# To do
Check every line of the entries that follow, and copy the ones containing "text".

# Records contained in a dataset
▼

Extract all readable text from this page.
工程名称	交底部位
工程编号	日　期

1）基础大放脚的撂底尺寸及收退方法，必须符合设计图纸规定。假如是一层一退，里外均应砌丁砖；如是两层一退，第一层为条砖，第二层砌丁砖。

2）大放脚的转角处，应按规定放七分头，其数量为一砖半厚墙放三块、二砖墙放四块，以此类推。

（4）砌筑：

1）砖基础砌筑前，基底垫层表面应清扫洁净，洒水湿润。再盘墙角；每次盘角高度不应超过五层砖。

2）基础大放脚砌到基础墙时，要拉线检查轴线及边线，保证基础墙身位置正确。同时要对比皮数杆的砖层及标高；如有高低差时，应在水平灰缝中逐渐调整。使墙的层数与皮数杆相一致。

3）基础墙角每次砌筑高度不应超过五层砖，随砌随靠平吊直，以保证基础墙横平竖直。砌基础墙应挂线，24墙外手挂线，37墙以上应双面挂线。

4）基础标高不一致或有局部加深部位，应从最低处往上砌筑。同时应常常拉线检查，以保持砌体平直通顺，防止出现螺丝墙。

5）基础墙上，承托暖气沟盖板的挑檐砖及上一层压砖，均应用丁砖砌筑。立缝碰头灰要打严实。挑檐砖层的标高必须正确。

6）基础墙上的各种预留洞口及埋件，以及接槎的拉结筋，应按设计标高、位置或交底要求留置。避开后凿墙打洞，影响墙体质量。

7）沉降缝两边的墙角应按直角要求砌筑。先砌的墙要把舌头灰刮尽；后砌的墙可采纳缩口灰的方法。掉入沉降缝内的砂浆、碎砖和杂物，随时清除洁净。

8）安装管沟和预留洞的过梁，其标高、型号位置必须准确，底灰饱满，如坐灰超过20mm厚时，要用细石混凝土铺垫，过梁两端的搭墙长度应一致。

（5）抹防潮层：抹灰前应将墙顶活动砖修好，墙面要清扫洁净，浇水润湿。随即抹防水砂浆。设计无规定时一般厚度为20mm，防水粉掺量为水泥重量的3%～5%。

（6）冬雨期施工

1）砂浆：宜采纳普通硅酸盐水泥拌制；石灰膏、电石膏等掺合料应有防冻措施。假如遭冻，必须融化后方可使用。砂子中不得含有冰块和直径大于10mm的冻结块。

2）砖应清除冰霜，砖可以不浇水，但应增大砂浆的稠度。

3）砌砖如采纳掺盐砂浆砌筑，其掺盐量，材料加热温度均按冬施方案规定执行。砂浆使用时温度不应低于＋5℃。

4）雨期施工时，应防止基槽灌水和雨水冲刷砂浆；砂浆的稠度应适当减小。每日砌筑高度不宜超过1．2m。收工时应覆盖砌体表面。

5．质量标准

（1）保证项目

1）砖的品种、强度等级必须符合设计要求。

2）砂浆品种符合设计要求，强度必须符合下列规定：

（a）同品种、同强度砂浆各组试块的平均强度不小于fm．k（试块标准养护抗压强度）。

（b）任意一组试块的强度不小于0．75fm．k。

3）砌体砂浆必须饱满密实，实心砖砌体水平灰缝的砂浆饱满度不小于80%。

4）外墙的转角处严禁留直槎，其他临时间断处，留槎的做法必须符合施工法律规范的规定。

▲
▼

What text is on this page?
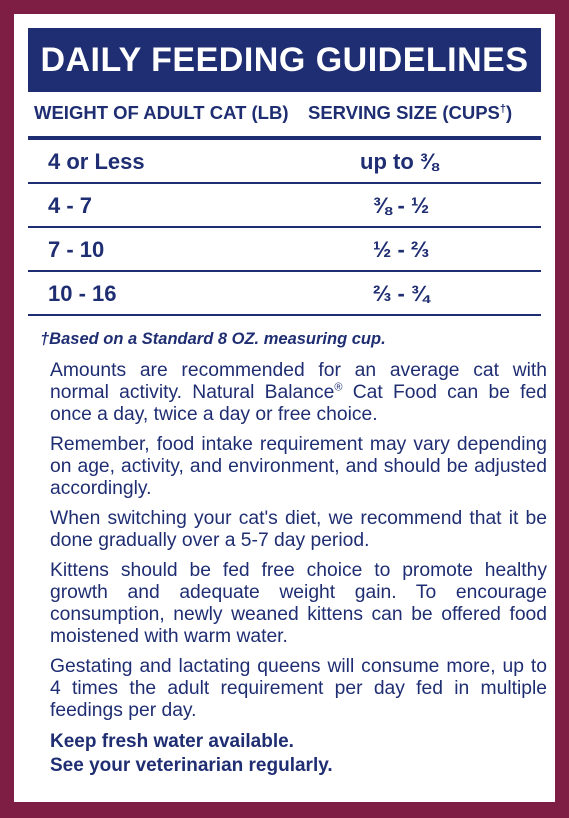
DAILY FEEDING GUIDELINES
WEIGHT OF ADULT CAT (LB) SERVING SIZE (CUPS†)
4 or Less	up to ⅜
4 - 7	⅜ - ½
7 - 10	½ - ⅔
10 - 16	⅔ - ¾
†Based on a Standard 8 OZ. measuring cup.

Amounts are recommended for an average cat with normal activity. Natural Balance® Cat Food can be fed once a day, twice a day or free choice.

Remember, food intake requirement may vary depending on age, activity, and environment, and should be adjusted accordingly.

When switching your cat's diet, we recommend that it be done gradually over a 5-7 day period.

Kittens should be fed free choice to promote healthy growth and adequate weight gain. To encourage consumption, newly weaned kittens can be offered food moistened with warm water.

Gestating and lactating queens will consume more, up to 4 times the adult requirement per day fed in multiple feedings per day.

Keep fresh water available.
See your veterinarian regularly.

▲

# Answer below
Extract all readable text from this page.
What text is on this page?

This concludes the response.